Exercise task
Could you repeat the records below exactly, leaving out any pictures?

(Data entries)
++++++

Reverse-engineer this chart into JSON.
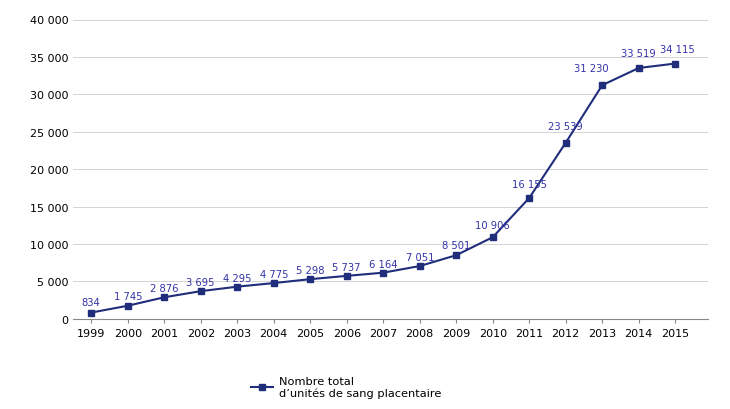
{
  "years": [
    1999,
    2000,
    2001,
    2002,
    2003,
    2004,
    2005,
    2006,
    2007,
    2008,
    2009,
    2010,
    2011,
    2012,
    2013,
    2014,
    2015
  ],
  "values": [
    834,
    1745,
    2876,
    3695,
    4295,
    4775,
    5298,
    5737,
    6164,
    7051,
    8501,
    10906,
    16155,
    23539,
    31230,
    33519,
    34115
  ],
  "labels": [
    "834",
    "1 745",
    "2 876",
    "3 695",
    "4 295",
    "4 775",
    "5 298",
    "5 737",
    "6 164",
    "7 051",
    "8 501",
    "10 906",
    "16 155",
    "23 539",
    "31 230",
    "33 519",
    "34 115"
  ],
  "line_color": "#1F2D7B",
  "marker": "s",
  "marker_size": 4,
  "line_width": 1.5,
  "ylim": [
    0,
    40000
  ],
  "yticks": [
    0,
    5000,
    10000,
    15000,
    20000,
    25000,
    30000,
    35000,
    40000
  ],
  "ytick_labels": [
    "0",
    "5 000",
    "10 000",
    "15 000",
    "20 000",
    "25 000",
    "30 000",
    "35 000",
    "40 000"
  ],
  "legend_label_line1": "Nombre total",
  "legend_label_line2": "d’unités de sang placentaire",
  "background_color": "#ffffff",
  "label_fontsize": 7.2,
  "axis_fontsize": 8.0,
  "label_color": "#3333aa"
}
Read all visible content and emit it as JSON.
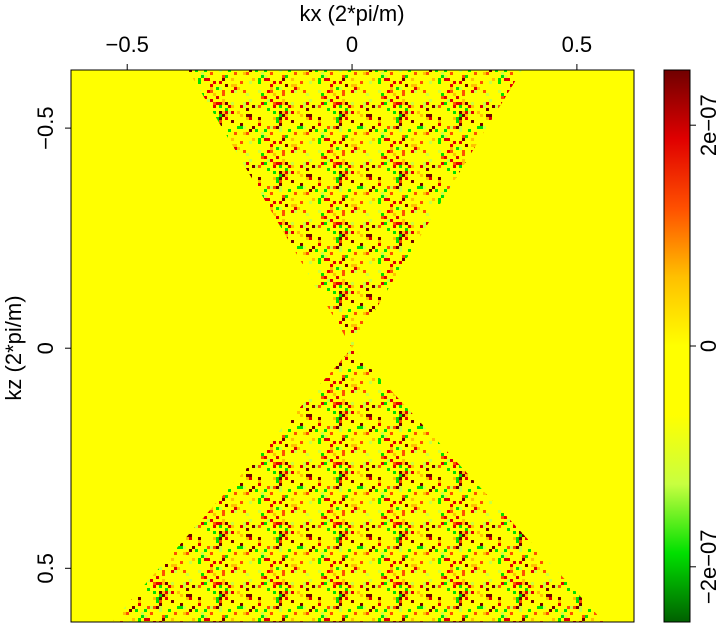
{
  "chart_data": {
    "type": "image",
    "xlabel": "kx (2*pi/m)",
    "ylabel": "kz (2*pi/m)",
    "xlim": [
      -0.625,
      0.627
    ],
    "xticks": [
      {
        "value": -0.5,
        "label": "−0.5"
      },
      0,
      0.5
    ],
    "ylim": [
      -0.632,
      0.622
    ],
    "yticks": [
      {
        "value": -0.5,
        "label": "−0.5"
      },
      0,
      0.5
    ],
    "y_inverted": true,
    "x_axis_position": "top",
    "colorbar": {
      "clim": [
        -2.5e-07,
        2.5e-07
      ],
      "ticks": [
        {
          "value": -2e-07,
          "label": "−2e−07"
        },
        0,
        {
          "value": 2e-07,
          "label": "2e−07"
        }
      ],
      "colormap": [
        "#006000",
        "#00e000",
        "#c8ff40",
        "#ffff00",
        "#ffff00",
        "#ffc000",
        "#ff5000",
        "#e00000",
        "#700000"
      ]
    }
  }
}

++++++

Response
Reverse-engineer this chart into JSON.
{
  "years": [
    1999,
    2000,
    2001,
    2002,
    2003,
    2004,
    2005,
    2006,
    2007,
    2008,
    2009,
    2010,
    2011,
    2012,
    2013,
    2014,
    2015
  ],
  "values": [
    834,
    1745,
    2876,
    3695,
    4295,
    4775,
    5298,
    5737,
    6164,
    7051,
    8501,
    10906,
    16155,
    23539,
    31230,
    33519,
    34115
  ],
  "labels": [
    "834",
    "1 745",
    "2 876",
    "3 695",
    "4 295",
    "4 775",
    "5 298",
    "5 737",
    "6 164",
    "7 051",
    "8 501",
    "10 906",
    "16 155",
    "23 539",
    "31 230",
    "33 519",
    "34 115"
  ],
  "line_color": "#1F2D7B",
  "marker": "s",
  "marker_size": 4,
  "line_width": 1.5,
  "ylim": [
    0,
    40000
  ],
  "yticks": [
    0,
    5000,
    10000,
    15000,
    20000,
    25000,
    30000,
    35000,
    40000
  ],
  "ytick_labels": [
    "0",
    "5 000",
    "10 000",
    "15 000",
    "20 000",
    "25 000",
    "30 000",
    "35 000",
    "40 000"
  ],
  "legend_label_line1": "Nombre total",
  "legend_label_line2": "d’unités de sang placentaire",
  "background_color": "#ffffff",
  "label_fontsize": 7.2,
  "axis_fontsize": 8.0,
  "label_color": "#3333aa"
}
Read all visible content and emit it as JSON.
{
  "chart_data": {
    "type": "image",
    "xlabel": "kx (2*pi/m)",
    "ylabel": "kz (2*pi/m)",
    "xlim": [
      -0.625,
      0.627
    ],
    "xticks": [
      {
        "value": -0.5,
        "label": "−0.5"
      },
      0,
      0.5
    ],
    "ylim": [
      -0.632,
      0.622
    ],
    "yticks": [
      {
        "value": -0.5,
        "label": "−0.5"
      },
      0,
      0.5
    ],
    "y_inverted": true,
    "x_axis_position": "top",
    "colorbar": {
      "clim": [
        -2.5e-07,
        2.5e-07
      ],
      "ticks": [
        {
          "value": -2e-07,
          "label": "−2e−07"
        },
        0,
        {
          "value": 2e-07,
          "label": "2e−07"
        }
      ],
      "colormap": [
        "#006000",
        "#00e000",
        "#c8ff40",
        "#ffff00",
        "#ffff00",
        "#ffc000",
        "#ff5000",
        "#e00000",
        "#700000"
      ]
    }
  }
}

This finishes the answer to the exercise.